• AIM
Write out the whole listing exactly as it stands.

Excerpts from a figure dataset

........

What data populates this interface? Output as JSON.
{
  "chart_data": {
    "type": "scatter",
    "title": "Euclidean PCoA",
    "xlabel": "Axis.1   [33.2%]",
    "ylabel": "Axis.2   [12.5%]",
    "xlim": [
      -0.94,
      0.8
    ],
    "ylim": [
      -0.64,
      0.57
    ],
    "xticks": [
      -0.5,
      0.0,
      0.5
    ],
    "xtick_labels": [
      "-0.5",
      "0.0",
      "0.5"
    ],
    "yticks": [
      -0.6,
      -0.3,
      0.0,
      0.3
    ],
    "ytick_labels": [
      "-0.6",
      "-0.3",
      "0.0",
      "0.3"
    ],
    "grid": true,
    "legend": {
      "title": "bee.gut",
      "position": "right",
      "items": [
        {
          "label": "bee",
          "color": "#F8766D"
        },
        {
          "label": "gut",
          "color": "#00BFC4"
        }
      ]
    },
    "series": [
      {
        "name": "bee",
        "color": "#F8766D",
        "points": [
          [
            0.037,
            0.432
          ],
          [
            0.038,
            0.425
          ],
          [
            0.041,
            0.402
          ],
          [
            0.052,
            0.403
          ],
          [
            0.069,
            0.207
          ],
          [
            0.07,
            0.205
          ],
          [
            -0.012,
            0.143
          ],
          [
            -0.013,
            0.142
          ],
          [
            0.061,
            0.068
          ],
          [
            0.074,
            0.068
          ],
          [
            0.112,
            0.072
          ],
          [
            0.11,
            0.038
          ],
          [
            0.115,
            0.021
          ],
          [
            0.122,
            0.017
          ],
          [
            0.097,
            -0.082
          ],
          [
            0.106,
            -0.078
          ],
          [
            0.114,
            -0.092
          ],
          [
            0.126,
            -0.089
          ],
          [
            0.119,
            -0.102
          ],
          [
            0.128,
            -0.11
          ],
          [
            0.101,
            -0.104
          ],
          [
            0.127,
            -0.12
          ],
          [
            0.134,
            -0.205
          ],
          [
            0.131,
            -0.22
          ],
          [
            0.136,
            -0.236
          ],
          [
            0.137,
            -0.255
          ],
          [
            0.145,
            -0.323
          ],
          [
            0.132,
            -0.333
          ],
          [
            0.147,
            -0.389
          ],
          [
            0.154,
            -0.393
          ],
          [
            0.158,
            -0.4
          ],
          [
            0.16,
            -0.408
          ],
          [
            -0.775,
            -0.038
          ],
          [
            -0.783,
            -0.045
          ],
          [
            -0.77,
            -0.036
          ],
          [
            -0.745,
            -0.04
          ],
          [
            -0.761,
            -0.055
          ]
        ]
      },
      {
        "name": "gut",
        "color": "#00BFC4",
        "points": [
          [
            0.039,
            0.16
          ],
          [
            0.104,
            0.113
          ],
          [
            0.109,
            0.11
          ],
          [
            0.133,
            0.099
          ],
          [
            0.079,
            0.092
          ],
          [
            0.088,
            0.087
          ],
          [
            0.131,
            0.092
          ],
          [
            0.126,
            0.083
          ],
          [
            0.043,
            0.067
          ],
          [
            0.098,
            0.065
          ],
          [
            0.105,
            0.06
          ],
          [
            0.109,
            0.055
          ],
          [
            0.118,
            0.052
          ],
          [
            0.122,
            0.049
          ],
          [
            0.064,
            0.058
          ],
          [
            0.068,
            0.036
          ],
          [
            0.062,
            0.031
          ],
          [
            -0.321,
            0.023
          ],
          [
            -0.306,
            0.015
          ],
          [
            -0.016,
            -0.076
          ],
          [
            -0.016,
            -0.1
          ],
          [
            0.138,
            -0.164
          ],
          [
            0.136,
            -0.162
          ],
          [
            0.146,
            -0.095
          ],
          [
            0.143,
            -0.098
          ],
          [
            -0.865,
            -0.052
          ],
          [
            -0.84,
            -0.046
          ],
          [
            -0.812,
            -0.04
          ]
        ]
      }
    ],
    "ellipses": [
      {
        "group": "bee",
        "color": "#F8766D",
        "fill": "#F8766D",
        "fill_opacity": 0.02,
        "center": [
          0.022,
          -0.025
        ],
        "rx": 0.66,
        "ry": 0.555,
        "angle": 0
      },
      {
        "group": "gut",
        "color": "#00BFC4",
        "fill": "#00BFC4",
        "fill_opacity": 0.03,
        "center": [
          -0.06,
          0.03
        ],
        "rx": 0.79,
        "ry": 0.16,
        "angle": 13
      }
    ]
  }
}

........

• FULL OUTPUT
What data populates this interface? Output as JSON.
{
  "chart_data": {
    "type": "scatter",
    "title": "Euclidean PCoA",
    "xlabel": "Axis.1   [33.2%]",
    "ylabel": "Axis.2   [12.5%]",
    "xlim": [
      -0.94,
      0.8
    ],
    "ylim": [
      -0.64,
      0.57
    ],
    "xticks": [
      -0.5,
      0.0,
      0.5
    ],
    "xtick_labels": [
      "-0.5",
      "0.0",
      "0.5"
    ],
    "yticks": [
      -0.6,
      -0.3,
      0.0,
      0.3
    ],
    "ytick_labels": [
      "-0.6",
      "-0.3",
      "0.0",
      "0.3"
    ],
    "grid": true,
    "legend": {
      "title": "bee.gut",
      "position": "right",
      "items": [
        {
          "label": "bee",
          "color": "#F8766D"
        },
        {
          "label": "gut",
          "color": "#00BFC4"
        }
      ]
    },
    "series": [
      {
        "name": "bee",
        "color": "#F8766D",
        "points": [
          [
            0.037,
            0.432
          ],
          [
            0.038,
            0.425
          ],
          [
            0.041,
            0.402
          ],
          [
            0.052,
            0.403
          ],
          [
            0.069,
            0.207
          ],
          [
            0.07,
            0.205
          ],
          [
            -0.012,
            0.143
          ],
          [
            -0.013,
            0.142
          ],
          [
            0.061,
            0.068
          ],
          [
            0.074,
            0.068
          ],
          [
            0.112,
            0.072
          ],
          [
            0.11,
            0.038
          ],
          [
            0.115,
            0.021
          ],
          [
            0.122,
            0.017
          ],
          [
            0.097,
            -0.082
          ],
          [
            0.106,
            -0.078
          ],
          [
            0.114,
            -0.092
          ],
          [
            0.126,
            -0.089
          ],
          [
            0.119,
            -0.102
          ],
          [
            0.128,
            -0.11
          ],
          [
            0.101,
            -0.104
          ],
          [
            0.127,
            -0.12
          ],
          [
            0.134,
            -0.205
          ],
          [
            0.131,
            -0.22
          ],
          [
            0.136,
            -0.236
          ],
          [
            0.137,
            -0.255
          ],
          [
            0.145,
            -0.323
          ],
          [
            0.132,
            -0.333
          ],
          [
            0.147,
            -0.389
          ],
          [
            0.154,
            -0.393
          ],
          [
            0.158,
            -0.4
          ],
          [
            0.16,
            -0.408
          ],
          [
            -0.775,
            -0.038
          ],
          [
            -0.783,
            -0.045
          ],
          [
            -0.77,
            -0.036
          ],
          [
            -0.745,
            -0.04
          ],
          [
            -0.761,
            -0.055
          ]
        ]
      },
      {
        "name": "gut",
        "color": "#00BFC4",
        "points": [
          [
            0.039,
            0.16
          ],
          [
            0.104,
            0.113
          ],
          [
            0.109,
            0.11
          ],
          [
            0.133,
            0.099
          ],
          [
            0.079,
            0.092
          ],
          [
            0.088,
            0.087
          ],
          [
            0.131,
            0.092
          ],
          [
            0.126,
            0.083
          ],
          [
            0.043,
            0.067
          ],
          [
            0.098,
            0.065
          ],
          [
            0.105,
            0.06
          ],
          [
            0.109,
            0.055
          ],
          [
            0.118,
            0.052
          ],
          [
            0.122,
            0.049
          ],
          [
            0.064,
            0.058
          ],
          [
            0.068,
            0.036
          ],
          [
            0.062,
            0.031
          ],
          [
            -0.321,
            0.023
          ],
          [
            -0.306,
            0.015
          ],
          [
            -0.016,
            -0.076
          ],
          [
            -0.016,
            -0.1
          ],
          [
            0.138,
            -0.164
          ],
          [
            0.136,
            -0.162
          ],
          [
            0.146,
            -0.095
          ],
          [
            0.143,
            -0.098
          ],
          [
            -0.865,
            -0.052
          ],
          [
            -0.84,
            -0.046
          ],
          [
            -0.812,
            -0.04
          ]
        ]
      }
    ],
    "ellipses": [
      {
        "group": "bee",
        "color": "#F8766D",
        "fill": "#F8766D",
        "fill_opacity": 0.02,
        "center": [
          0.022,
          -0.025
        ],
        "rx": 0.66,
        "ry": 0.555,
        "angle": 0
      },
      {
        "group": "gut",
        "color": "#00BFC4",
        "fill": "#00BFC4",
        "fill_opacity": 0.03,
        "center": [
          -0.06,
          0.03
        ],
        "rx": 0.79,
        "ry": 0.16,
        "angle": 13
      }
    ]
  }
}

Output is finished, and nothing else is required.